Directions:
Every line of the material is to be quoted verbatim, minus the pictures.

Start of Dataset records

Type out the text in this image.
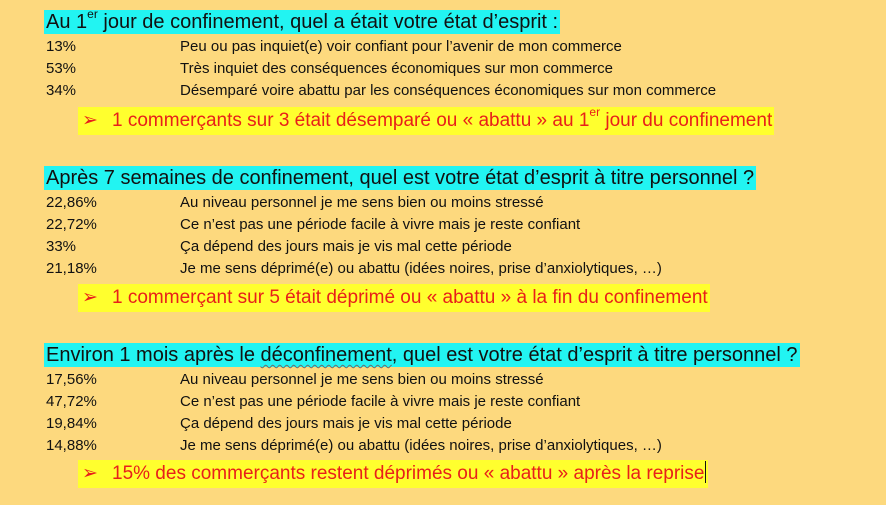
Au 1er jour de confinement, quel a était votre état d’esprit :
13%	Peu ou pas inquiet(e) voir confiant pour l’avenir de mon commerce
53%	Très inquiet des conséquences économiques sur mon commerce
34%	Désemparé voire abattu par les conséquences économiques sur mon commerce
➢ 1 commerçants sur 3 était désemparé ou « abattu » au 1er jour du confinement
Après 7 semaines de confinement, quel est votre état d’esprit à titre personnel ?
22,86%	Au niveau personnel je me sens bien ou moins stressé
22,72%	Ce n’est pas une période facile à vivre mais je reste confiant
33%	Ça dépend des jours mais je vis mal cette période
21,18%	Je me sens déprimé(e) ou abattu (idées noires, prise d’anxiolytiques, …)
➢ 1 commerçant sur 5 était déprimé ou « abattu » à la fin du confinement
Environ 1 mois après le déconfinement, quel est votre état d’esprit à titre personnel ?
17,56%	Au niveau personnel je me sens bien ou moins stressé
47,72%	Ce n’est pas une période facile à vivre mais je reste confiant
19,84%	Ça dépend des jours mais je vis mal cette période
14,88%	Je me sens déprimé(e) ou abattu (idées noires, prise d’anxiolytiques, …)
➢ 15% des commerçants restent déprimés ou « abattu » après la reprise
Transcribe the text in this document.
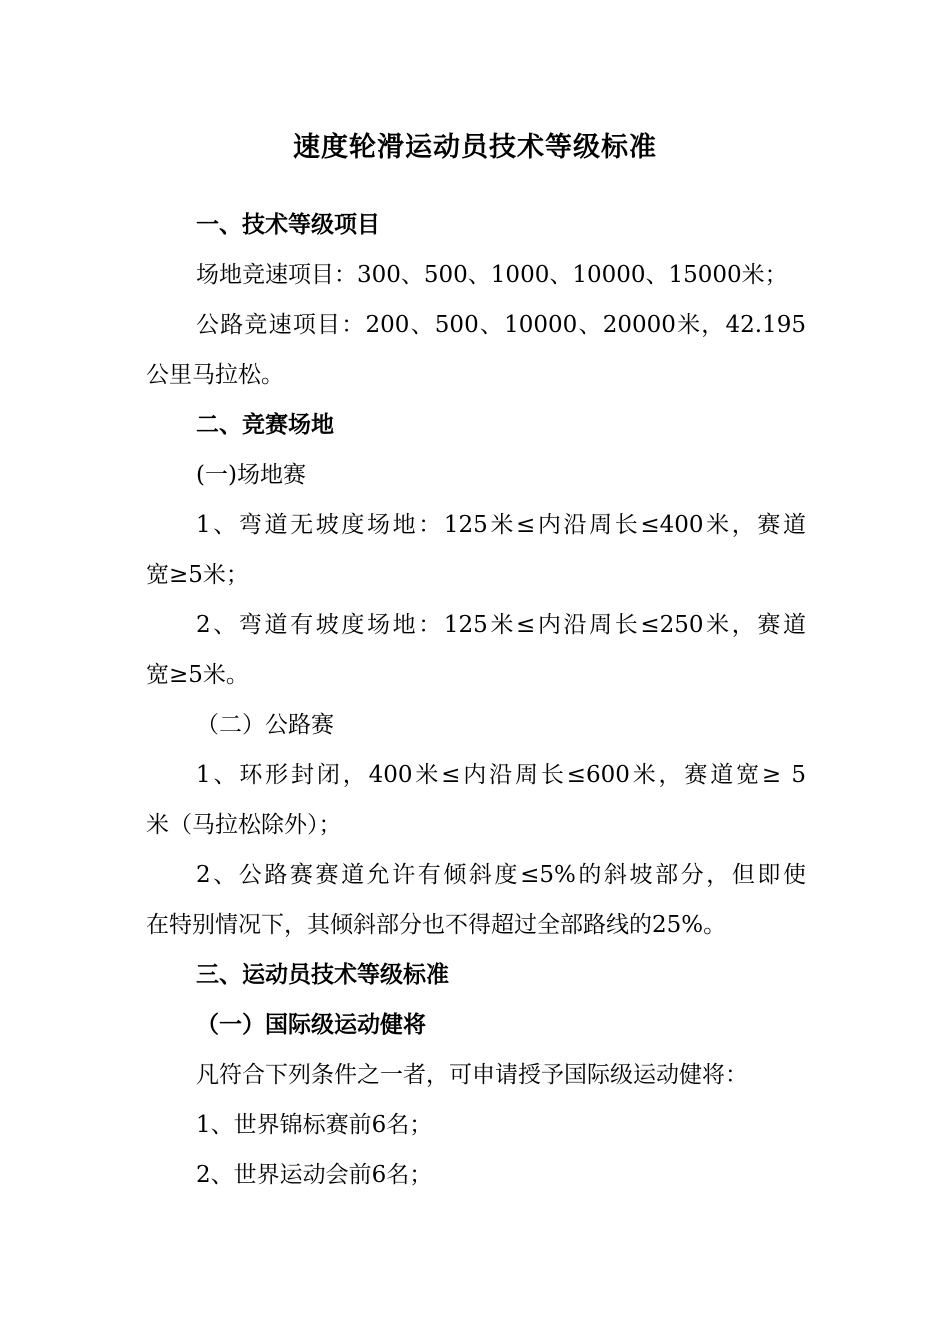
速度轮滑运动员技术等级标准
一、技术等级项目
场地竞速项目：300、500、1000、10000、15000米；
公路竞速项目：200、500、10000、20000米，42.195
公里马拉松。
二、竞赛场地
(一)场地赛
1、弯道无坡度场地：125米≤内沿周长≤400米，赛道
宽≥5米；
2、弯道有坡度场地：125米≤内沿周长≤250米，赛道
宽≥5米。
（二）公路赛
1、环形封闭，400米≤内沿周长≤600米，赛道宽≥ 5
米（马拉松除外）；
2、公路赛赛道允许有倾斜度≤5%的斜坡部分，但即使
在特别情况下，其倾斜部分也不得超过全部路线的25%。
三、运动员技术等级标准
（一）国际级运动健将
凡符合下列条件之一者，可申请授予国际级运动健将：
1、世界锦标赛前6名；
2、世界运动会前6名；
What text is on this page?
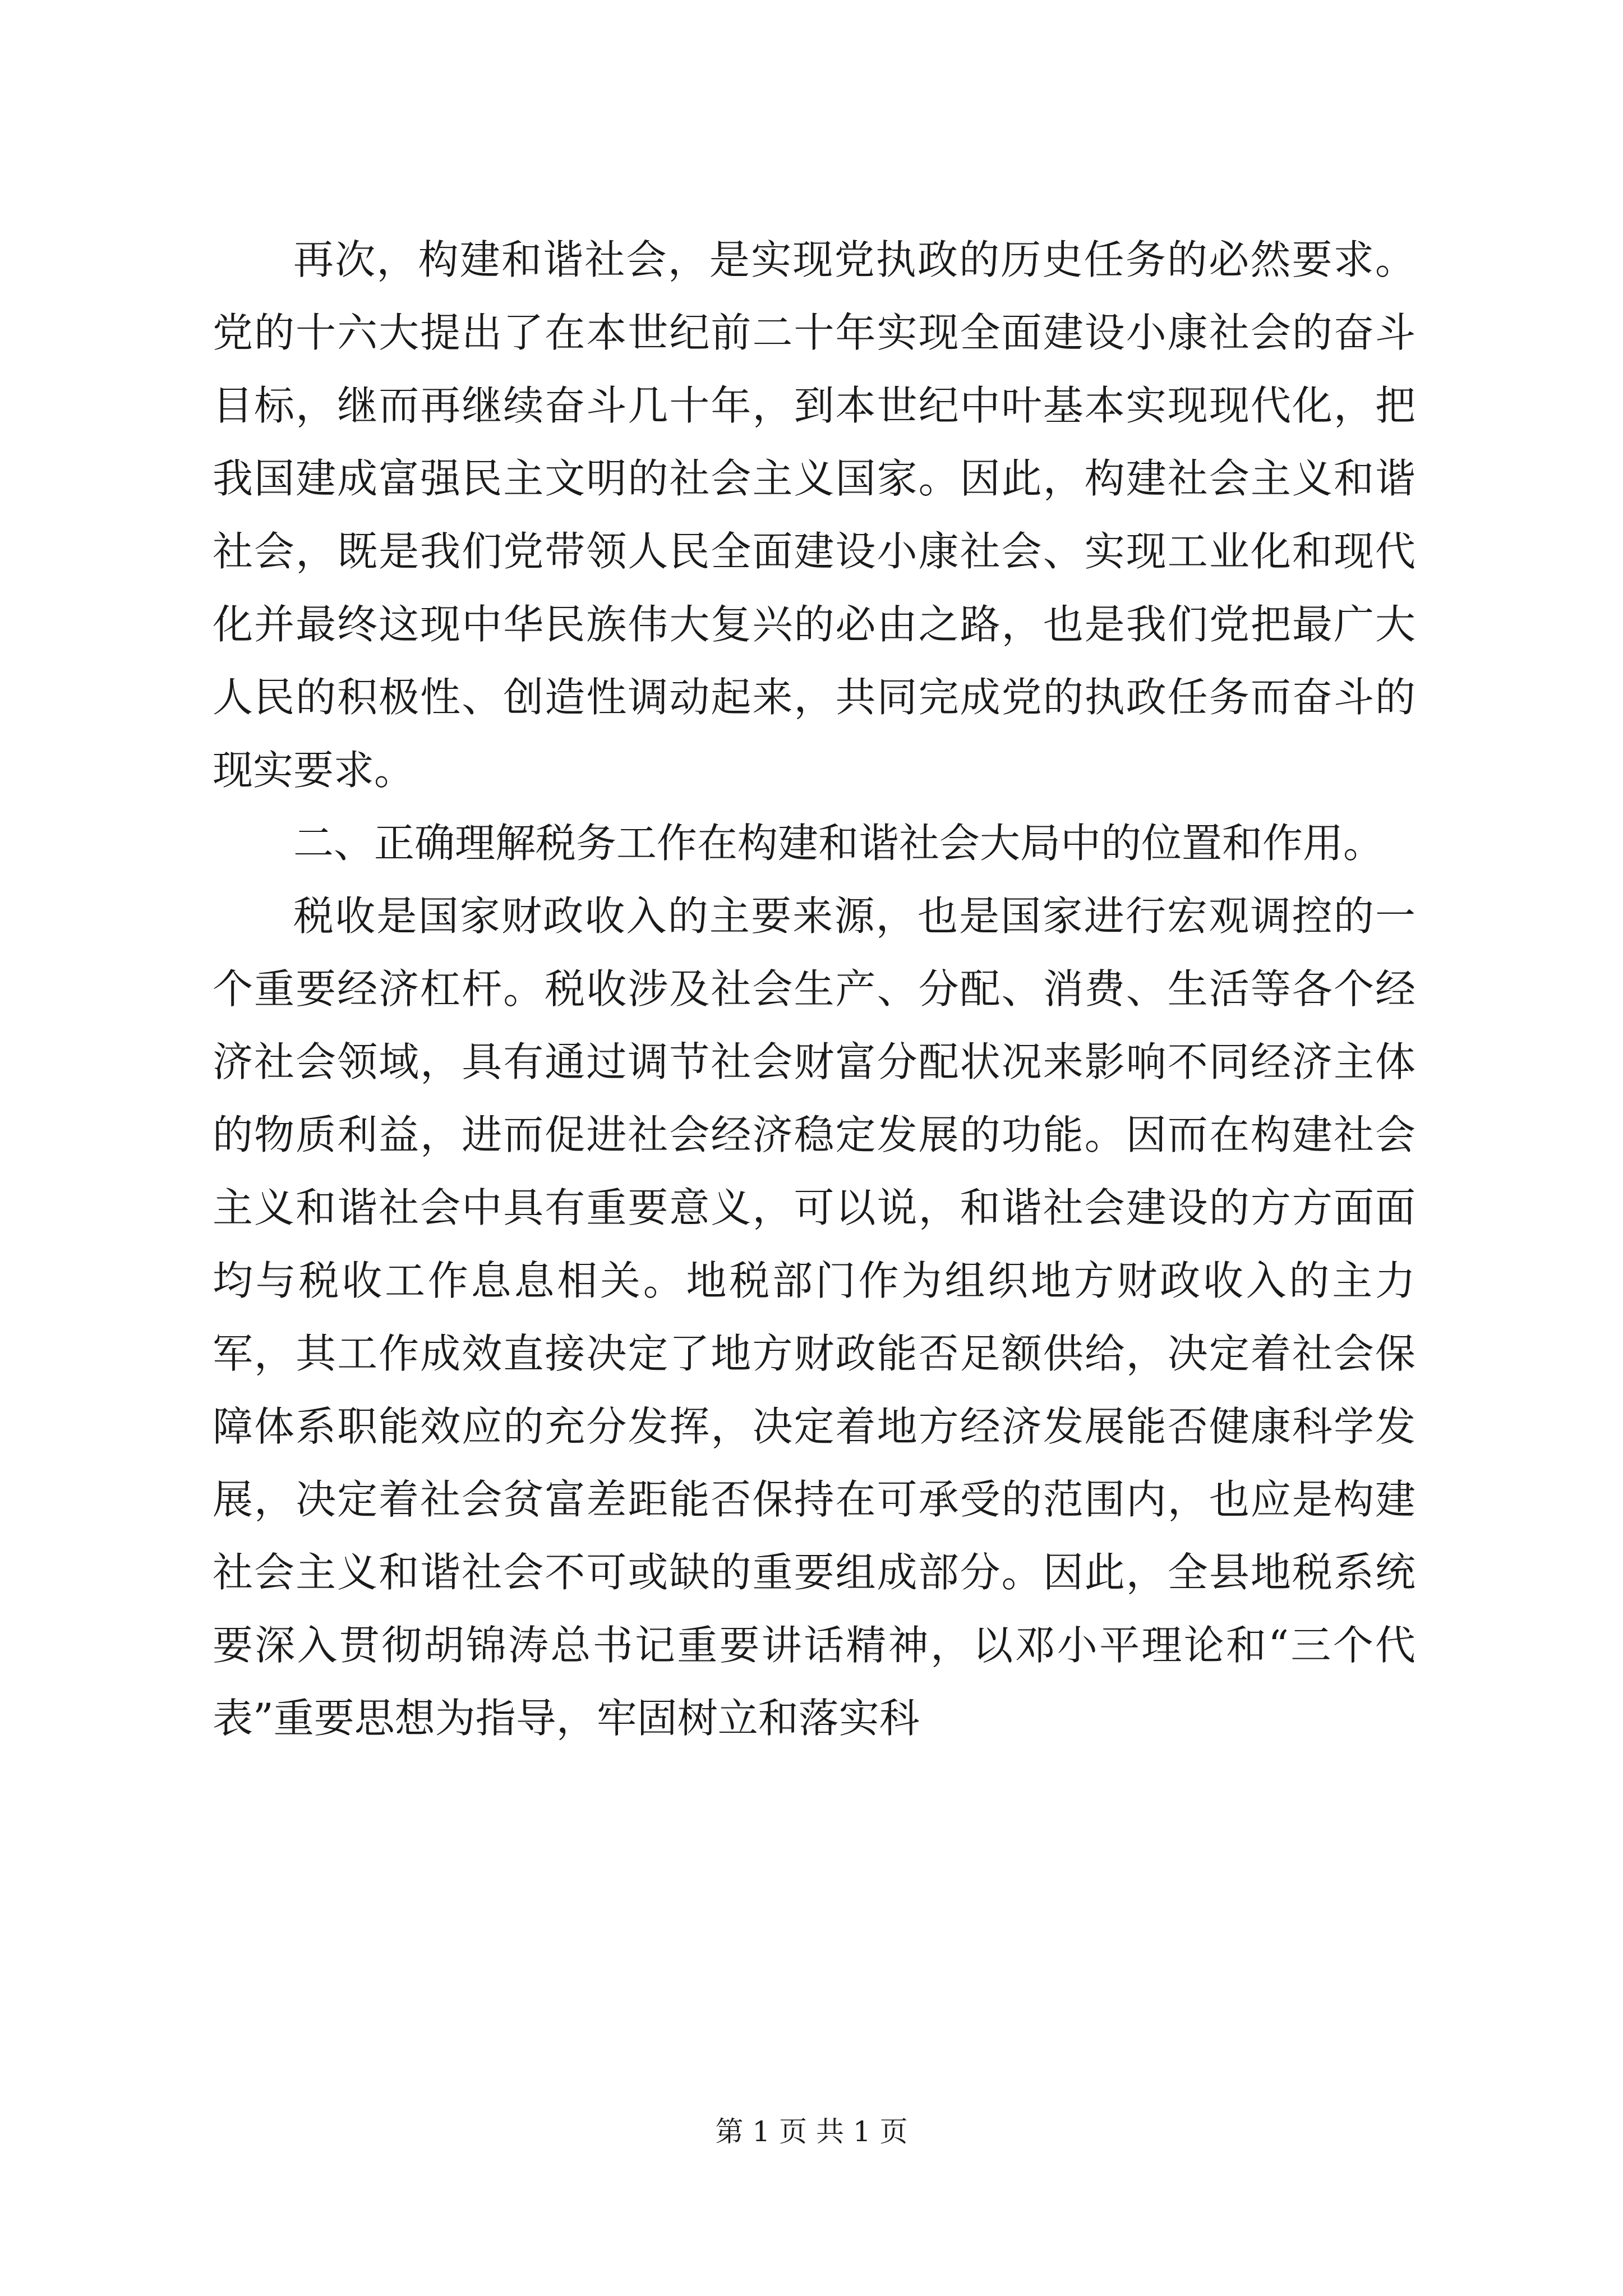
再次，构建和谐社会，是实现党执政的历史任务的必然要求。党的十六大提出了在本世纪前二十年实现全面建设小康社会的奋斗目标，继而再继续奋斗几十年，到本世纪中叶基本实现现代化，把我国建成富强民主文明的社会主义国家。因此，构建社会主义和谐社会，既是我们党带领人民全面建设小康社会、实现工业化和现代化并最终这现中华民族伟大复兴的必由之路，也是我们党把最广大人民的积极性、创造性调动起来，共同完成党的执政任务而奋斗的现实要求。

二、正确理解税务工作在构建和谐社会大局中的位置和作用。

税收是国家财政收入的主要来源，也是国家进行宏观调控的一个重要经济杠杆。税收涉及社会生产、分配、消费、生活等各个经济社会领域，具有通过调节社会财富分配状况来影响不同经济主体的物质利益，进而促进社会经济稳定发展的功能。因而在构建社会主义和谐社会中具有重要意义，可以说，和谐社会建设的方方面面均与税收工作息息相关。地税部门作为组织地方财政收入的主力军，其工作成效直接决定了地方财政能否足额供给，决定着社会保障体系职能效应的充分发挥，决定着地方经济发展能否健康科学发展，决定着社会贫富差距能否保持在可承受的范围内，也应是构建社会主义和谐社会不可或缺的重要组成部分。因此，全县地税系统要深入贯彻胡锦涛总书记重要讲话精神，以邓小平理论和“三个代表”重要思想为指导，牢固树立和落实科

第 1 页 共 1 页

End of Dataset records

Response:
Type out the text in this image.
Au 1er jour de confinement, quel a était votre état d’esprit :
13%	Peu ou pas inquiet(e) voir confiant pour l’avenir de mon commerce
53%	Très inquiet des conséquences économiques sur mon commerce
34%	Désemparé voire abattu par les conséquences économiques sur mon commerce
➢ 1 commerçants sur 3 était désemparé ou « abattu » au 1er jour du confinement
Après 7 semaines de confinement, quel est votre état d’esprit à titre personnel ?
22,86%	Au niveau personnel je me sens bien ou moins stressé
22,72%	Ce n’est pas une période facile à vivre mais je reste confiant
33%	Ça dépend des jours mais je vis mal cette période
21,18%	Je me sens déprimé(e) ou abattu (idées noires, prise d’anxiolytiques, …)
➢ 1 commerçant sur 5 était déprimé ou « abattu » à la fin du confinement
Environ 1 mois après le déconfinement, quel est votre état d’esprit à titre personnel ?
17,56%	Au niveau personnel je me sens bien ou moins stressé
47,72%	Ce n’est pas une période facile à vivre mais je reste confiant
19,84%	Ça dépend des jours mais je vis mal cette période
14,88%	Je me sens déprimé(e) ou abattu (idées noires, prise d’anxiolytiques, …)
➢ 15% des commerçants restent déprimés ou « abattu » après la reprise
Transcribe the text in this document.
速度轮滑运动员技术等级标准
一、技术等级项目
场地竞速项目：300、500、1000、10000、15000米；
公路竞速项目：200、500、10000、20000米，42.195
公里马拉松。
二、竞赛场地
(一)场地赛
1、弯道无坡度场地：125米≤内沿周长≤400米，赛道
宽≥5米；
2、弯道有坡度场地：125米≤内沿周长≤250米，赛道
宽≥5米。
（二）公路赛
1、环形封闭，400米≤内沿周长≤600米，赛道宽≥ 5
米（马拉松除外）；
2、公路赛赛道允许有倾斜度≤5%的斜坡部分，但即使
在特别情况下，其倾斜部分也不得超过全部路线的25%。
三、运动员技术等级标准
（一）国际级运动健将
凡符合下列条件之一者，可申请授予国际级运动健将：
1、世界锦标赛前6名；
2、世界运动会前6名；
What text is on this page?
再次，构建和谐社会，是实现党执政的历史任务的必然要求。党的十六大提出了在本世纪前二十年实现全面建设小康社会的奋斗目标，继而再继续奋斗几十年，到本世纪中叶基本实现现代化，把我国建成富强民主文明的社会主义国家。因此，构建社会主义和谐社会，既是我们党带领人民全面建设小康社会、实现工业化和现代化并最终这现中华民族伟大复兴的必由之路，也是我们党把最广大人民的积极性、创造性调动起来，共同完成党的执政任务而奋斗的现实要求。

二、正确理解税务工作在构建和谐社会大局中的位置和作用。

税收是国家财政收入的主要来源，也是国家进行宏观调控的一个重要经济杠杆。税收涉及社会生产、分配、消费、生活等各个经济社会领域，具有通过调节社会财富分配状况来影响不同经济主体的物质利益，进而促进社会经济稳定发展的功能。因而在构建社会主义和谐社会中具有重要意义，可以说，和谐社会建设的方方面面均与税收工作息息相关。地税部门作为组织地方财政收入的主力军，其工作成效直接决定了地方财政能否足额供给，决定着社会保障体系职能效应的充分发挥，决定着地方经济发展能否健康科学发展，决定着社会贫富差距能否保持在可承受的范围内，也应是构建社会主义和谐社会不可或缺的重要组成部分。因此，全县地税系统要深入贯彻胡锦涛总书记重要讲话精神，以邓小平理论和“三个代表”重要思想为指导，牢固树立和落实科

第 1 页 共 1 页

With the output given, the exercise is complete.